• **DATA TO USE**:
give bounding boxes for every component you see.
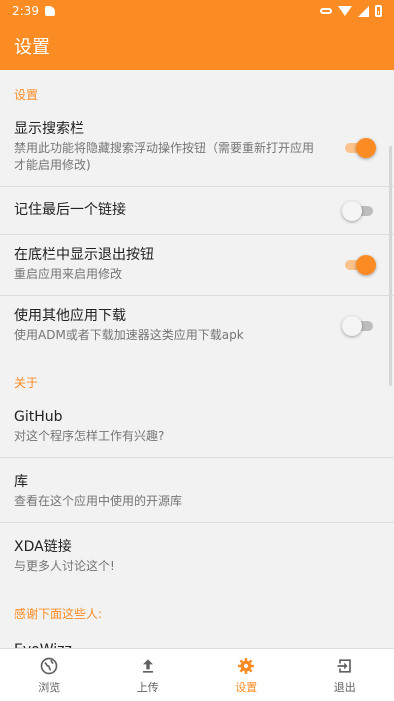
setting-show-search-bar[interactable]: 显示搜索栏 禁用此功能将隐藏搜索浮动操作按钮（需要重新打开应用才能启用修改) xyxy=(0,109,394,187)
toggle-show-exit-button[interactable] xyxy=(342,255,376,275)
setting-summary: 使用ADM或者下载加速器这类应用下载apk xyxy=(14,327,324,344)
toggle-show-search-bar[interactable] xyxy=(342,138,376,158)
notification-cat-icon xyxy=(45,6,55,16)
thanks-title: EvoWizz xyxy=(14,640,324,648)
setting-title: 显示搜索栏 xyxy=(14,119,324,139)
setting-show-exit-button[interactable]: 在底栏中显示退出按钮 重启应用来启用修改 xyxy=(0,235,394,296)
status-bar: 2:39 xyxy=(0,0,394,22)
thanks-evowizz[interactable]: EvoWizz xyxy=(0,628,394,648)
toggle-thumb xyxy=(342,201,362,221)
exit-icon xyxy=(335,656,355,676)
gear-icon xyxy=(236,656,256,676)
nav-exit[interactable]: 退出 xyxy=(296,649,394,701)
toggle-remember-last-link[interactable] xyxy=(342,201,376,221)
setting-external-downloader[interactable]: 使用其他应用下载 使用ADM或者下载加速器这类应用下载apk xyxy=(0,296,394,356)
nav-settings[interactable]: 设置 xyxy=(197,649,296,701)
nav-upload[interactable]: 上传 xyxy=(99,649,198,701)
about-title: XDA链接 xyxy=(14,537,324,557)
app-bar: 设置 xyxy=(0,22,394,70)
upload-icon xyxy=(138,656,158,676)
section-header-thanks: 感谢下面这些人: xyxy=(0,587,394,628)
status-time: 2:39 xyxy=(12,4,39,18)
toggle-thumb xyxy=(356,255,376,275)
globe-icon xyxy=(39,656,59,676)
about-xda-link[interactable]: XDA链接 与更多人讨论这个! xyxy=(0,523,394,587)
nav-label: 上传 xyxy=(137,679,159,695)
about-github[interactable]: GitHub 对这个程序怎样工作有兴趣? xyxy=(0,397,394,458)
setting-summary: 重启应用来启用修改 xyxy=(14,266,324,283)
nav-label: 浏览 xyxy=(38,679,60,695)
about-title: 库 xyxy=(14,472,324,492)
toggle-thumb xyxy=(342,316,362,336)
nav-browse[interactable]: 浏览 xyxy=(0,649,99,701)
about-title: GitHub xyxy=(14,407,324,427)
setting-title: 使用其他应用下载 xyxy=(14,306,324,326)
setting-title: 记住最后一个链接 xyxy=(14,200,324,220)
wifi-icon xyxy=(338,6,352,16)
about-libraries[interactable]: 库 查看在这个应用中使用的开源库 xyxy=(0,458,394,523)
about-summary: 对这个程序怎样工作有兴趣? xyxy=(14,428,324,445)
nav-label: 设置 xyxy=(235,679,257,695)
toggle-thumb xyxy=(356,138,376,158)
setting-summary: 禁用此功能将隐藏搜索浮动操作按钮（需要重新打开应用才能启用修改) xyxy=(14,140,324,174)
section-header-about: 关于 xyxy=(0,356,394,397)
about-summary: 查看在这个应用中使用的开源库 xyxy=(14,493,324,510)
section-header-settings: 设置 xyxy=(0,70,394,109)
setting-remember-last-link[interactable]: 记住最后一个链接 xyxy=(0,187,394,235)
setting-title: 在底栏中显示退出按钮 xyxy=(14,245,324,265)
link-icon xyxy=(320,8,332,14)
bottom-navigation: 浏览 上传 设置 退出 xyxy=(0,648,394,701)
about-summary: 与更多人讨论这个! xyxy=(14,558,324,575)
toggle-external-downloader[interactable] xyxy=(342,316,376,336)
page-title: 设置 xyxy=(14,33,50,59)
nav-label: 退出 xyxy=(334,679,356,695)
battery-icon xyxy=(375,5,382,17)
settings-list[interactable]: 设置 显示搜索栏 禁用此功能将隐藏搜索浮动操作按钮（需要重新打开应用才能启用修改… xyxy=(0,70,394,648)
signal-icon xyxy=(358,6,369,17)
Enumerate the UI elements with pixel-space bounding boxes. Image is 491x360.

• **PROBLEM TO WORK ON**:
Write out all of the entries again with "toggle-thumb" replaced by "switch-knob" everywhere and nothing else changed. Leave the pictures out.

• **CORRECT ANSWER**:
give bounding boxes for every component you see.
setting-show-search-bar[interactable]: 显示搜索栏 禁用此功能将隐藏搜索浮动操作按钮（需要重新打开应用才能启用修改) xyxy=(0,109,394,187)
toggle-show-exit-button[interactable] xyxy=(342,255,376,275)
setting-summary: 使用ADM或者下载加速器这类应用下载apk xyxy=(14,327,324,344)
toggle-show-search-bar[interactable] xyxy=(342,138,376,158)
notification-cat-icon xyxy=(45,6,55,16)
thanks-title: EvoWizz xyxy=(14,640,324,648)
setting-title: 显示搜索栏 xyxy=(14,119,324,139)
setting-show-exit-button[interactable]: 在底栏中显示退出按钮 重启应用来启用修改 xyxy=(0,235,394,296)
status-bar: 2:39 xyxy=(0,0,394,22)
thanks-evowizz[interactable]: EvoWizz xyxy=(0,628,394,648)
switch-knob xyxy=(342,201,362,221)
exit-icon xyxy=(335,656,355,676)
gear-icon xyxy=(236,656,256,676)
nav-exit[interactable]: 退出 xyxy=(296,649,394,701)
toggle-remember-last-link[interactable] xyxy=(342,201,376,221)
setting-external-downloader[interactable]: 使用其他应用下载 使用ADM或者下载加速器这类应用下载apk xyxy=(0,296,394,356)
nav-settings[interactable]: 设置 xyxy=(197,649,296,701)
nav-upload[interactable]: 上传 xyxy=(99,649,198,701)
about-title: XDA链接 xyxy=(14,537,324,557)
app-bar: 设置 xyxy=(0,22,394,70)
upload-icon xyxy=(138,656,158,676)
section-header-thanks: 感谢下面这些人: xyxy=(0,587,394,628)
status-time: 2:39 xyxy=(12,4,39,18)
switch-knob xyxy=(356,255,376,275)
globe-icon xyxy=(39,656,59,676)
about-xda-link[interactable]: XDA链接 与更多人讨论这个! xyxy=(0,523,394,587)
nav-label: 上传 xyxy=(137,679,159,695)
about-github[interactable]: GitHub 对这个程序怎样工作有兴趣? xyxy=(0,397,394,458)
setting-summary: 重启应用来启用修改 xyxy=(14,266,324,283)
nav-label: 浏览 xyxy=(38,679,60,695)
about-title: 库 xyxy=(14,472,324,492)
switch-knob xyxy=(342,316,362,336)
nav-browse[interactable]: 浏览 xyxy=(0,649,99,701)
about-title: GitHub xyxy=(14,407,324,427)
setting-title: 使用其他应用下载 xyxy=(14,306,324,326)
setting-title: 记住最后一个链接 xyxy=(14,200,324,220)
wifi-icon xyxy=(338,6,352,16)
about-libraries[interactable]: 库 查看在这个应用中使用的开源库 xyxy=(0,458,394,523)
about-summary: 对这个程序怎样工作有兴趣? xyxy=(14,428,324,445)
nav-label: 设置 xyxy=(235,679,257,695)
switch-knob xyxy=(356,138,376,158)
setting-summary: 禁用此功能将隐藏搜索浮动操作按钮（需要重新打开应用才能启用修改) xyxy=(14,140,324,174)
section-header-about: 关于 xyxy=(0,356,394,397)
about-summary: 查看在这个应用中使用的开源库 xyxy=(14,493,324,510)
section-header-settings: 设置 xyxy=(0,70,394,109)
setting-remember-last-link[interactable]: 记住最后一个链接 xyxy=(0,187,394,235)
setting-title: 在底栏中显示退出按钮 xyxy=(14,245,324,265)
link-icon xyxy=(320,8,332,14)
bottom-navigation: 浏览 上传 设置 退出 xyxy=(0,648,394,701)
about-summary: 与更多人讨论这个! xyxy=(14,558,324,575)
toggle-external-downloader[interactable] xyxy=(342,316,376,336)
page-title: 设置 xyxy=(14,33,50,59)
nav-label: 退出 xyxy=(334,679,356,695)
battery-icon xyxy=(375,5,382,17)
settings-list[interactable]: 设置 显示搜索栏 禁用此功能将隐藏搜索浮动操作按钮（需要重新打开应用才能启用修改… xyxy=(0,70,394,648)
signal-icon xyxy=(358,6,369,17)
Enumerate the UI elements with pixel-space bounding boxes. Image is 491x360.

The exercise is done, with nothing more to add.